DIRECTIVE: Your task is to copy the listing exactly, with the pictures left out.

Dataset records:
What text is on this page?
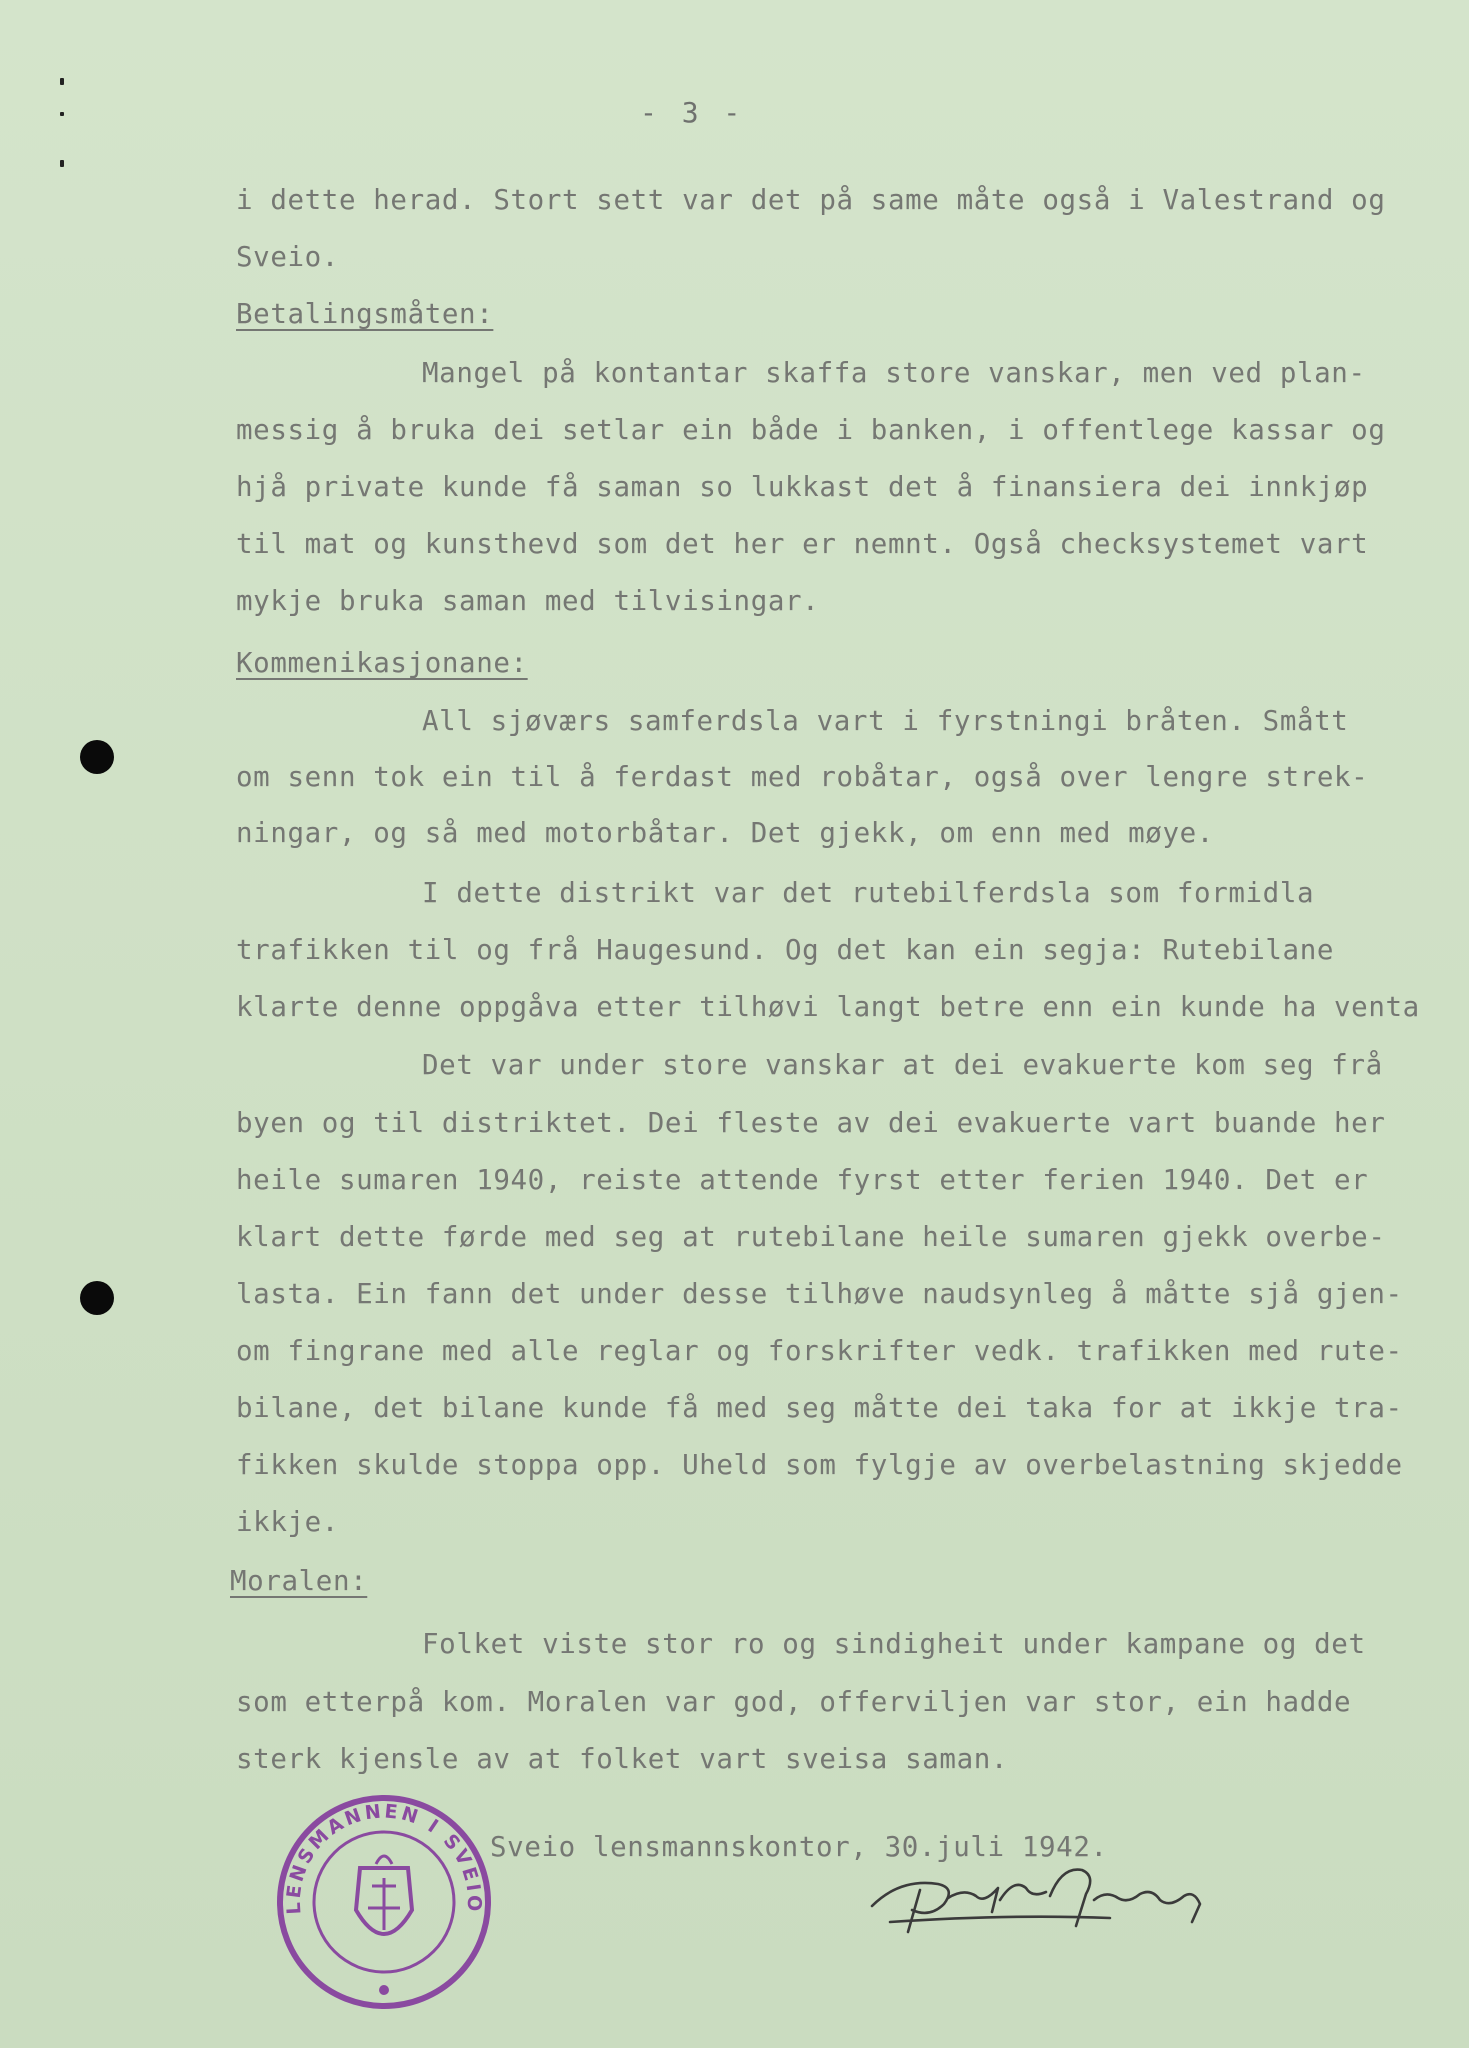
- 3 -

i dette herad. Stort sett var det på same måte også i Valestrand og

Sveio.

Betalingsmåten:

Mangel på kontantar skaffa store vanskar, men ved plan-

messig å bruka dei setlar ein både i banken, i offentlege kassar og

hjå private kunde få saman so lukkast det å finansiera dei innkjøp

til mat og kunsthevd som det her er nemnt. Også checksystemet vart

mykje bruka saman med tilvisingar.

Kommenikasjonane:

All sjøværs samferdsla vart i fyrstningi bråten. Smått

om senn tok ein til å ferdast med robåtar, også over lengre strek-

ningar, og så med motorbåtar. Det gjekk, om enn med møye.

I dette distrikt var det rutebilferdsla som formidla

trafikken til og frå Haugesund. Og det kan ein segja: Rutebilane

klarte denne oppgåva etter tilhøvi langt betre enn ein kunde ha venta

Det var under store vanskar at dei evakuerte kom seg frå

byen og til distriktet. Dei fleste av dei evakuerte vart buande her

heile sumaren 1940, reiste attende fyrst etter ferien 1940. Det er

klart dette førde med seg at rutebilane heile sumaren gjekk overbe-

lasta. Ein fann det under desse tilhøve naudsynleg å måtte sjå gjen-

om fingrane med alle reglar og forskrifter vedk. trafikken med rute-

bilane, det bilane kunde få med seg måtte dei taka for at ikkje tra-

fikken skulde stoppa opp. Uheld som fylgje av overbelastning skjedde

ikkje.

Moralen:

Folket viste stor ro og sindigheit under kampane og det

som etterpå kom. Moralen var god, offerviljen var stor, ein hadde

sterk kjensle av at folket vart sveisa saman.

Sveio lensmannskontor, 30.juli 1942.

LENSMANNEN I SVEIO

EXPECTED ANSWER:
What text is on this page?
- 3 -

i dette herad. Stort sett var det på same måte også i Valestrand og

Sveio.

Betalingsmåten:

Mangel på kontantar skaffa store vanskar, men ved plan-

messig å bruka dei setlar ein både i banken, i offentlege kassar og

hjå private kunde få saman so lukkast det å finansiera dei innkjøp

til mat og kunsthevd som det her er nemnt. Også checksystemet vart

mykje bruka saman med tilvisingar.

Kommenikasjonane:

All sjøværs samferdsla vart i fyrstningi bråten. Smått

om senn tok ein til å ferdast med robåtar, også over lengre strek-

ningar, og så med motorbåtar. Det gjekk, om enn med møye.

I dette distrikt var det rutebilferdsla som formidla

trafikken til og frå Haugesund. Og det kan ein segja: Rutebilane

klarte denne oppgåva etter tilhøvi langt betre enn ein kunde ha venta

Det var under store vanskar at dei evakuerte kom seg frå

byen og til distriktet. Dei fleste av dei evakuerte vart buande her

heile sumaren 1940, reiste attende fyrst etter ferien 1940. Det er

klart dette førde med seg at rutebilane heile sumaren gjekk overbe-

lasta. Ein fann det under desse tilhøve naudsynleg å måtte sjå gjen-

om fingrane med alle reglar og forskrifter vedk. trafikken med rute-

bilane, det bilane kunde få med seg måtte dei taka for at ikkje tra-

fikken skulde stoppa opp. Uheld som fylgje av overbelastning skjedde

ikkje.

Moralen:

Folket viste stor ro og sindigheit under kampane og det

som etterpå kom. Moralen var god, offerviljen var stor, ein hadde

sterk kjensle av at folket vart sveisa saman.

Sveio lensmannskontor, 30.juli 1942.

LENSMANNEN I SVEIO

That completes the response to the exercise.